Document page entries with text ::
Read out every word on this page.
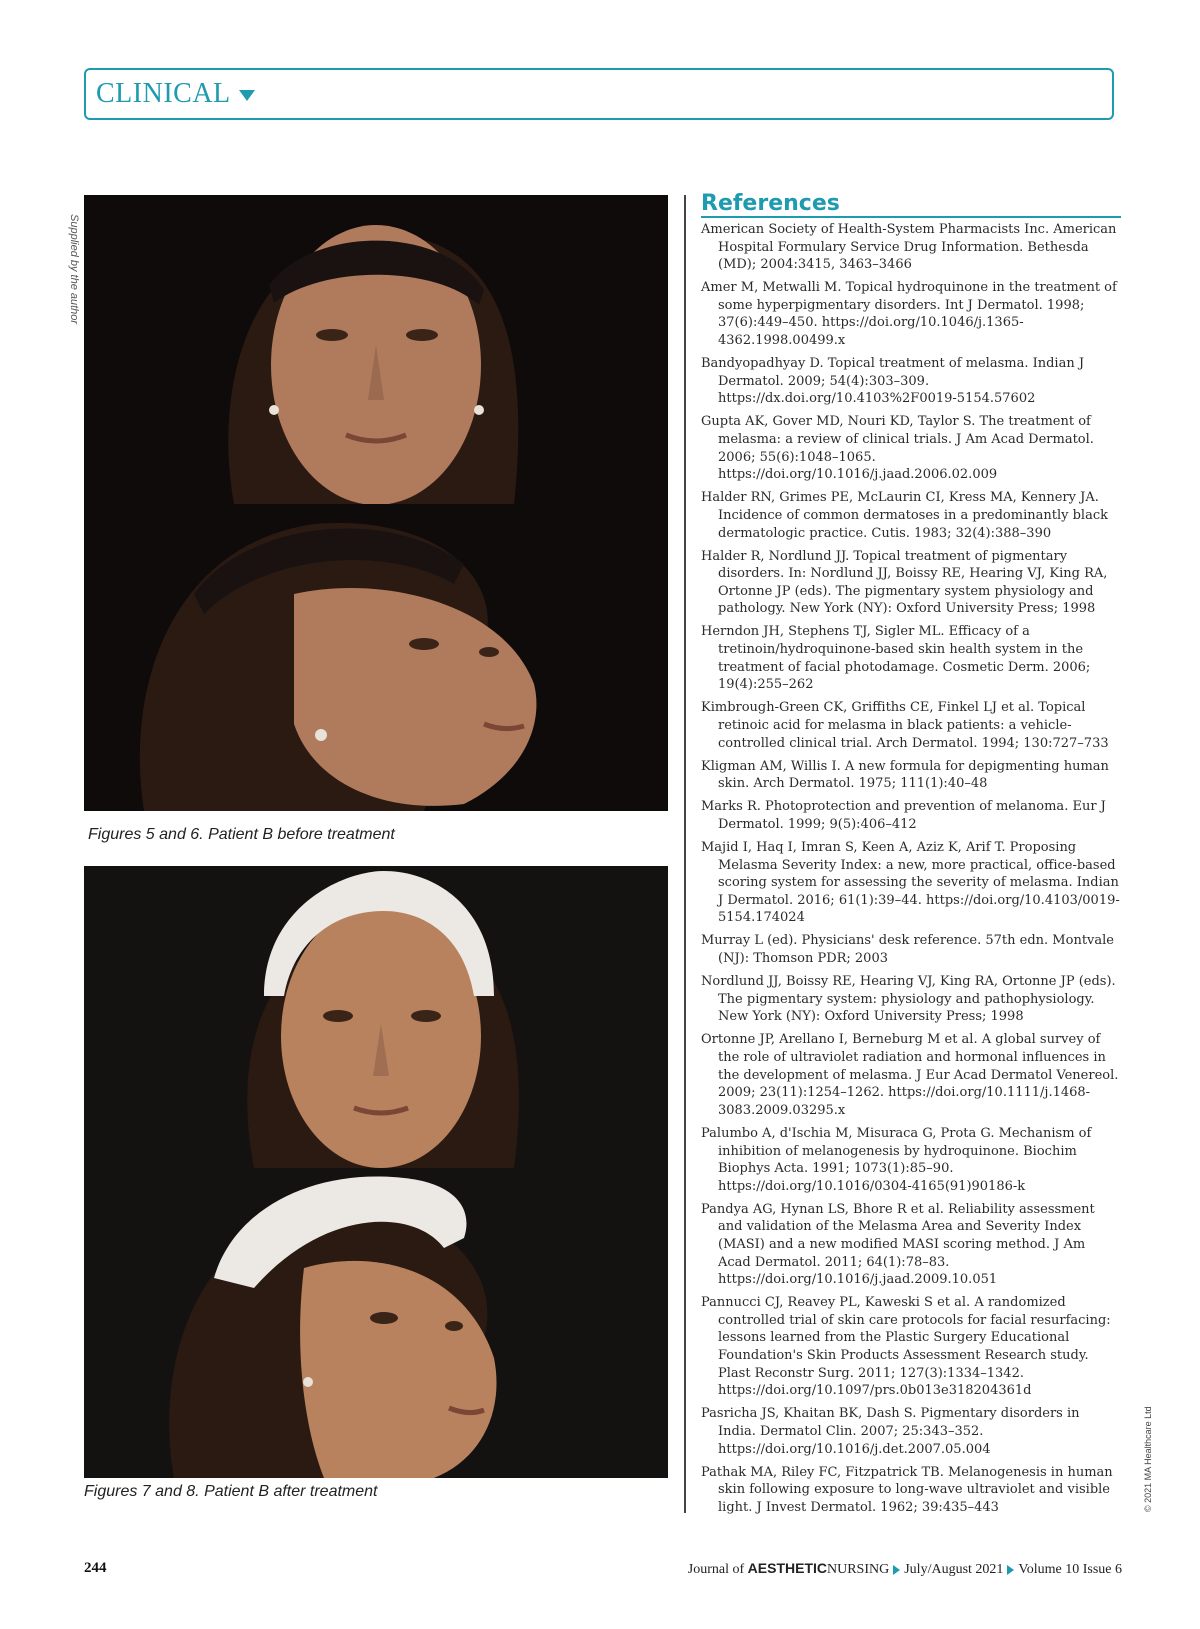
CLINICAL
Supplied by the author
Figures 5 and 6. Patient B before treatment
Figures 7 and 8. Patient B after treatment
References
American Society of Health-System Pharmacists Inc. American Hospital Formulary Service Drug Information. Bethesda (MD); 2004:3415, 3463–3466
Amer M, Metwalli M. Topical hydroquinone in the treatment of some hyperpigmentary disorders. Int J Dermatol. 1998; 37(6):449–450. https://doi.org/10.1046/j.1365-4362.1998.00499.x
Bandyopadhyay D. Topical treatment of melasma. Indian J Dermatol. 2009; 54(4):303–309. https://dx.doi.org/10.4103%2F0019-5154.57602
Gupta AK, Gover MD, Nouri KD, Taylor S. The treatment of melasma: a review of clinical trials. J Am Acad Dermatol. 2006; 55(6):1048–1065. https://doi.org/10.1016/j.jaad.2006.02.009
Halder RN, Grimes PE, McLaurin CI, Kress MA, Kennery JA. Incidence of common dermatoses in a predominantly black dermatologic practice. Cutis. 1983; 32(4):388–390
Halder R, Nordlund JJ. Topical treatment of pigmentary disorders. In: Nordlund JJ, Boissy RE, Hearing VJ, King RA, Ortonne JP (eds). The pigmentary system physiology and pathology. New York (NY): Oxford University Press; 1998
Herndon JH, Stephens TJ, Sigler ML. Efficacy of a tretinoin/hydroquinone-based skin health system in the treatment of facial photodamage. Cosmetic Derm. 2006; 19(4):255–262
Kimbrough-Green CK, Griffiths CE, Finkel LJ et al. Topical retinoic acid for melasma in black patients: a vehicle-controlled clinical trial. Arch Dermatol. 1994; 130:727–733
Kligman AM, Willis I. A new formula for depigmenting human skin. Arch Dermatol. 1975; 111(1):40–48
Marks R. Photoprotection and prevention of melanoma. Eur J Dermatol. 1999; 9(5):406–412
Majid I, Haq I, Imran S, Keen A, Aziz K, Arif T. Proposing Melasma Severity Index: a new, more practical, office-based scoring system for assessing the severity of melasma. Indian J Dermatol. 2016; 61(1):39–44. https://doi.org/10.4103/0019-5154.174024
Murray L (ed). Physicians' desk reference. 57th edn. Montvale (NJ): Thomson PDR; 2003
Nordlund JJ, Boissy RE, Hearing VJ, King RA, Ortonne JP (eds). The pigmentary system: physiology and pathophysiology. New York (NY): Oxford University Press; 1998
Ortonne JP, Arellano I, Berneburg M et al. A global survey of the role of ultraviolet radiation and hormonal influences in the development of melasma. J Eur Acad Dermatol Venereol. 2009; 23(11):1254–1262. https://doi.org/10.1111/j.1468-3083.2009.03295.x
Palumbo A, d'Ischia M, Misuraca G, Prota G. Mechanism of inhibition of melanogenesis by hydroquinone. Biochim Biophys Acta. 1991; 1073(1):85–90. https://doi.org/10.1016/0304-4165(91)90186-k
Pandya AG, Hynan LS, Bhore R et al. Reliability assessment and validation of the Melasma Area and Severity Index (MASI) and a new modified MASI scoring method. J Am Acad Dermatol. 2011; 64(1):78–83. https://doi.org/10.1016/j.jaad.2009.10.051
Pannucci CJ, Reavey PL, Kaweski S et al. A randomized controlled trial of skin care protocols for facial resurfacing: lessons learned from the Plastic Surgery Educational Foundation's Skin Products Assessment Research study. Plast Reconstr Surg. 2011; 127(3):1334–1342. https://doi.org/10.1097/prs.0b013e318204361d
Pasricha JS, Khaitan BK, Dash S. Pigmentary disorders in India. Dermatol Clin. 2007; 25:343–352. https://doi.org/10.1016/j.det.2007.05.004
Pathak MA, Riley FC, Fitzpatrick TB. Melanogenesis in human skin following exposure to long-wave ultraviolet and visible light. J Invest Dermatol. 1962; 39:435–443	© 2021 MA Healthcare Ltd
244	Journal of AESTHETICNURSING July/August 2021 Volume 10 Issue 6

What you should do ::
Take every line from the data that includes the word "Hearing".

Exercise output ::
Halder R, Nordlund JJ. Topical treatment of pigmentary disorders. In: Nordlund JJ, Boissy RE, Hearing VJ, King RA, Ortonne JP (eds). The pigmentary system physiology and pathology. New York (NY): Oxford University Press; 1998
Nordlund JJ, Boissy RE, Hearing VJ, King RA, Ortonne JP (eds). The pigmentary system: physiology and pathophysiology. New York (NY): Oxford University Press; 1998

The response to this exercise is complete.